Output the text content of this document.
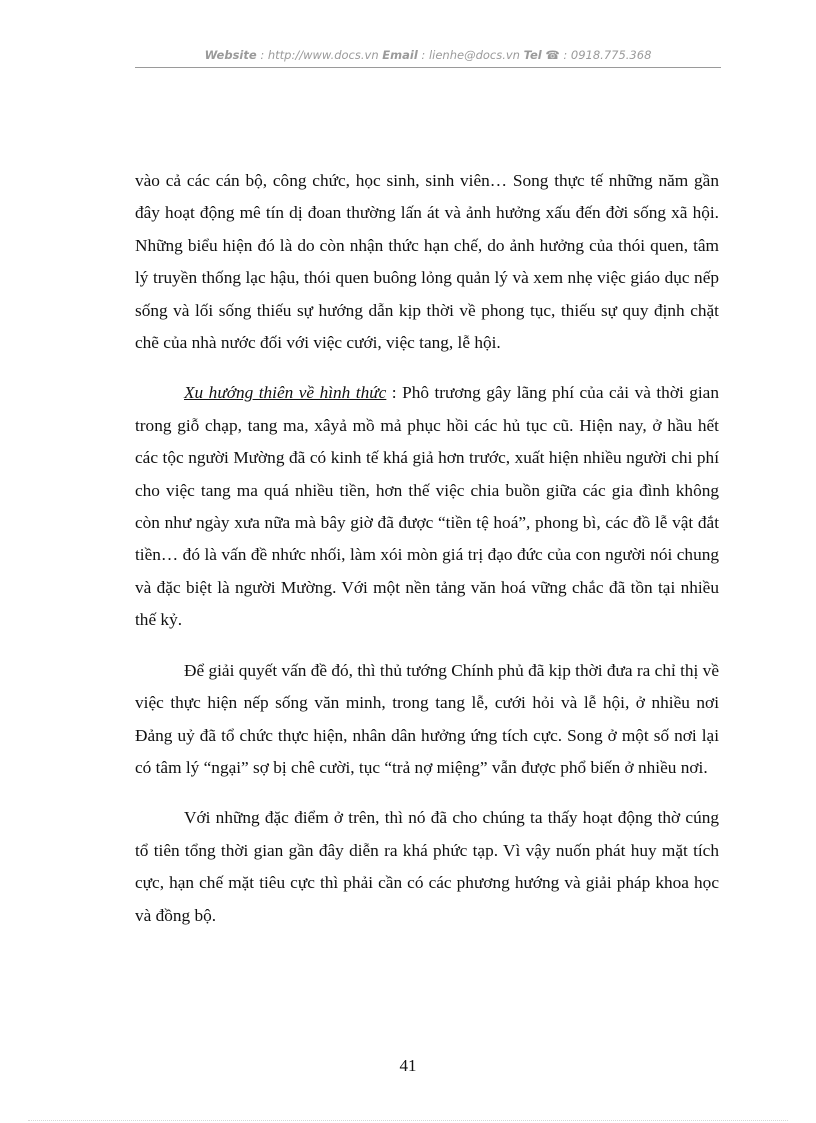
Website : http://www.docs.vn Email : lienhe@docs.vn Tel ☎ : 0918.775.368

vào cả các cán bộ, công chức, học sinh, sinh viên… Song thực tế những năm gần đây hoạt động mê tín dị đoan thường lấn át và ảnh hưởng xấu đến đời sống xã hội. Những biểu hiện đó là do còn nhận thức hạn chế, do ảnh hưởng của thói quen, tâm lý truyền thống lạc hậu, thói quen buông lỏng quản lý và xem nhẹ việc giáo dục nếp sống và lối sống thiếu sự hướng dẫn kịp thời về phong tục, thiếu sự quy định chặt chẽ của nhà nước đối với việc cưới, việc tang, lễ hội.

Xu hướng thiên về hình thức : Phô trương gây lãng phí của cải và thời gian trong giỗ chạp, tang ma, xâyả mồ mả phục hồi các hủ tục cũ. Hiện nay, ở hầu hết các tộc người Mường đã có kinh tế khá giả hơn trước, xuất hiện nhiều người chi phí cho việc tang ma quá nhiều tiền, hơn thế việc chia buồn giữa các gia đình không còn như ngày xưa nữa mà bây giờ đã được “tiền tệ hoá”, phong bì, các đồ lễ vật đắt tiền… đó là vấn đề nhức nhối, làm xói mòn giá trị đạo đức của con người nói chung và đặc biệt là người Mường. Với một nền tảng văn hoá vững chắc đã tồn tại nhiều thế kỷ.

Để giải quyết vấn đề đó, thì thủ tướng Chính phủ đã kịp thời đưa ra chỉ thị về việc thực hiện nếp sống văn minh, trong tang lễ, cưới hỏi và lễ hội, ở nhiều nơi Đảng uỷ đã tổ chức thực hiện, nhân dân hưởng ứng tích cực. Song ở một số nơi lại có tâm lý “ngại” sợ bị chê cười, tục “trả nợ miệng” vẫn được phổ biến ở nhiều nơi.

Với những đặc điểm ở trên, thì nó đã cho chúng ta thấy hoạt động thờ cúng tổ tiên tổng thời gian gần đây diễn ra khá phức tạp. Vì vậy nuốn phát huy mặt tích cực, hạn chế mặt tiêu cực thì phải cần có các phương hướng và giải pháp khoa học và đồng bộ.

41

__PROBLEM DETAILS__: Write out the entries again, exactly as given, skipping any images.

__FULL ANSWER__:
Output the text content of this document.
Website : http://www.docs.vn Email : lienhe@docs.vn Tel ☎ : 0918.775.368

vào cả các cán bộ, công chức, học sinh, sinh viên… Song thực tế những năm gần đây hoạt động mê tín dị đoan thường lấn át và ảnh hưởng xấu đến đời sống xã hội. Những biểu hiện đó là do còn nhận thức hạn chế, do ảnh hưởng của thói quen, tâm lý truyền thống lạc hậu, thói quen buông lỏng quản lý và xem nhẹ việc giáo dục nếp sống và lối sống thiếu sự hướng dẫn kịp thời về phong tục, thiếu sự quy định chặt chẽ của nhà nước đối với việc cưới, việc tang, lễ hội.

Xu hướng thiên về hình thức : Phô trương gây lãng phí của cải và thời gian trong giỗ chạp, tang ma, xâyả mồ mả phục hồi các hủ tục cũ. Hiện nay, ở hầu hết các tộc người Mường đã có kinh tế khá giả hơn trước, xuất hiện nhiều người chi phí cho việc tang ma quá nhiều tiền, hơn thế việc chia buồn giữa các gia đình không còn như ngày xưa nữa mà bây giờ đã được “tiền tệ hoá”, phong bì, các đồ lễ vật đắt tiền… đó là vấn đề nhức nhối, làm xói mòn giá trị đạo đức của con người nói chung và đặc biệt là người Mường. Với một nền tảng văn hoá vững chắc đã tồn tại nhiều thế kỷ.

Để giải quyết vấn đề đó, thì thủ tướng Chính phủ đã kịp thời đưa ra chỉ thị về việc thực hiện nếp sống văn minh, trong tang lễ, cưới hỏi và lễ hội, ở nhiều nơi Đảng uỷ đã tổ chức thực hiện, nhân dân hưởng ứng tích cực. Song ở một số nơi lại có tâm lý “ngại” sợ bị chê cười, tục “trả nợ miệng” vẫn được phổ biến ở nhiều nơi.

Với những đặc điểm ở trên, thì nó đã cho chúng ta thấy hoạt động thờ cúng tổ tiên tổng thời gian gần đây diễn ra khá phức tạp. Vì vậy nuốn phát huy mặt tích cực, hạn chế mặt tiêu cực thì phải cần có các phương hướng và giải pháp khoa học và đồng bộ.

41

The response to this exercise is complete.